Copy out all of the material, matching it word for word.

--- start INPUT ---

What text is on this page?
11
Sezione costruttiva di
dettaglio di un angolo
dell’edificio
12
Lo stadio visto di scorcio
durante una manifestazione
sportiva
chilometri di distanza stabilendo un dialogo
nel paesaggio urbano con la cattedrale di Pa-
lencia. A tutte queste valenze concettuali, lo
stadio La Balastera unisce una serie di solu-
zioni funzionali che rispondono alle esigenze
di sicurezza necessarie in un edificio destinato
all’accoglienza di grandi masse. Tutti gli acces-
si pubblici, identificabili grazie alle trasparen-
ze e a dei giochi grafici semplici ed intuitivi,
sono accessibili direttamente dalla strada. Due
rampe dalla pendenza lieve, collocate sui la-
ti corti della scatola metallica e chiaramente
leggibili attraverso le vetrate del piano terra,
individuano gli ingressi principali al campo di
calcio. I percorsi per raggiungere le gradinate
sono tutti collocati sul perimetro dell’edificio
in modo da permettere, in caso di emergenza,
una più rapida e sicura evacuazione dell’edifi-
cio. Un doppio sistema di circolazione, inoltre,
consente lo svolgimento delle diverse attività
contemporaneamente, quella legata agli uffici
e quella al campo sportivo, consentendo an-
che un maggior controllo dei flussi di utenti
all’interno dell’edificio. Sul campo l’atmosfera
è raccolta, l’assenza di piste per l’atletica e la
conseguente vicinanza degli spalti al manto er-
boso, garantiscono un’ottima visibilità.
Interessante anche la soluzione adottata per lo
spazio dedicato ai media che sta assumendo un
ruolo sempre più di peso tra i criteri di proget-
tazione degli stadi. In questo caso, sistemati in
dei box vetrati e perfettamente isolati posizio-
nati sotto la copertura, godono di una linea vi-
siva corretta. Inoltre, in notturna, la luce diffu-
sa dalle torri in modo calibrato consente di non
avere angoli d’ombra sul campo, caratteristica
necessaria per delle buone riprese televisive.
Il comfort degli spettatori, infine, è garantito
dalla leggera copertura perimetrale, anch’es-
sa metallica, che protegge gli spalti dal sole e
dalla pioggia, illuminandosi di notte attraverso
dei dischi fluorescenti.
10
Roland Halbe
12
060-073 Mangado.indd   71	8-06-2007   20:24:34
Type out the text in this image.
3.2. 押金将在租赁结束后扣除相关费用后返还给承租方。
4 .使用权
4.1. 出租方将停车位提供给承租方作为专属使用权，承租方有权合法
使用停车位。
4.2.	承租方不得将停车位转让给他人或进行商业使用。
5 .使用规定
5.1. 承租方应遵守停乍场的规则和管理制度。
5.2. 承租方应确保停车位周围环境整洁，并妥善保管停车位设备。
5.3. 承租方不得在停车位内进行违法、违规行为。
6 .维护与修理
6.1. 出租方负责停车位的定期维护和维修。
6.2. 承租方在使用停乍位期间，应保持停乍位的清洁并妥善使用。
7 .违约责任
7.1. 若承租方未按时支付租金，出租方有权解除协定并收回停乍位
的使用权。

--- end INPUT ---

■ WRITTEN SOLUTION
What text is on this page?
11
Sezione costruttiva di
dettaglio di un angolo
dell’edificio
12
Lo stadio visto di scorcio
durante una manifestazione
sportiva
chilometri di distanza stabilendo un dialogo
nel paesaggio urbano con la cattedrale di Pa-
lencia. A tutte queste valenze concettuali, lo
stadio La Balastera unisce una serie di solu-
zioni funzionali che rispondono alle esigenze
di sicurezza necessarie in un edificio destinato
all’accoglienza di grandi masse. Tutti gli acces-
si pubblici, identificabili grazie alle trasparen-
ze e a dei giochi grafici semplici ed intuitivi,
sono accessibili direttamente dalla strada. Due
rampe dalla pendenza lieve, collocate sui la-
ti corti della scatola metallica e chiaramente
leggibili attraverso le vetrate del piano terra,
individuano gli ingressi principali al campo di
calcio. I percorsi per raggiungere le gradinate
sono tutti collocati sul perimetro dell’edificio
in modo da permettere, in caso di emergenza,
una più rapida e sicura evacuazione dell’edifi-
cio. Un doppio sistema di circolazione, inoltre,
consente lo svolgimento delle diverse attività
contemporaneamente, quella legata agli uffici
e quella al campo sportivo, consentendo an-
che un maggior controllo dei flussi di utenti
all’interno dell’edificio. Sul campo l’atmosfera
è raccolta, l’assenza di piste per l’atletica e la
conseguente vicinanza degli spalti al manto er-
boso, garantiscono un’ottima visibilità.
Interessante anche la soluzione adottata per lo
spazio dedicato ai media che sta assumendo un
ruolo sempre più di peso tra i criteri di proget-
tazione degli stadi. In questo caso, sistemati in
dei box vetrati e perfettamente isolati posizio-
nati sotto la copertura, godono di una linea vi-
siva corretta. Inoltre, in notturna, la luce diffu-
sa dalle torri in modo calibrato consente di non
avere angoli d’ombra sul campo, caratteristica
necessaria per delle buone riprese televisive.
Il comfort degli spettatori, infine, è garantito
dalla leggera copertura perimetrale, anch’es-
sa metallica, che protegge gli spalti dal sole e
dalla pioggia, illuminandosi di notte attraverso
dei dischi fluorescenti.
10
Roland Halbe
12
060-073 Mangado.indd   71	8-06-2007   20:24:34
Type out the text in this image.
3.2. 押金将在租赁结束后扣除相关费用后返还给承租方。
4 .使用权
4.1. 出租方将停车位提供给承租方作为专属使用权，承租方有权合法
使用停车位。
4.2.	承租方不得将停车位转让给他人或进行商业使用。
5 .使用规定
5.1. 承租方应遵守停乍场的规则和管理制度。
5.2. 承租方应确保停车位周围环境整洁，并妥善保管停车位设备。
5.3. 承租方不得在停车位内进行违法、违规行为。
6 .维护与修理
6.1. 出租方负责停车位的定期维护和维修。
6.2. 承租方在使用停乍位期间，应保持停乍位的清洁并妥善使用。
7 .违约责任
7.1. 若承租方未按时支付租金，出租方有权解除协定并收回停乍位
的使用权。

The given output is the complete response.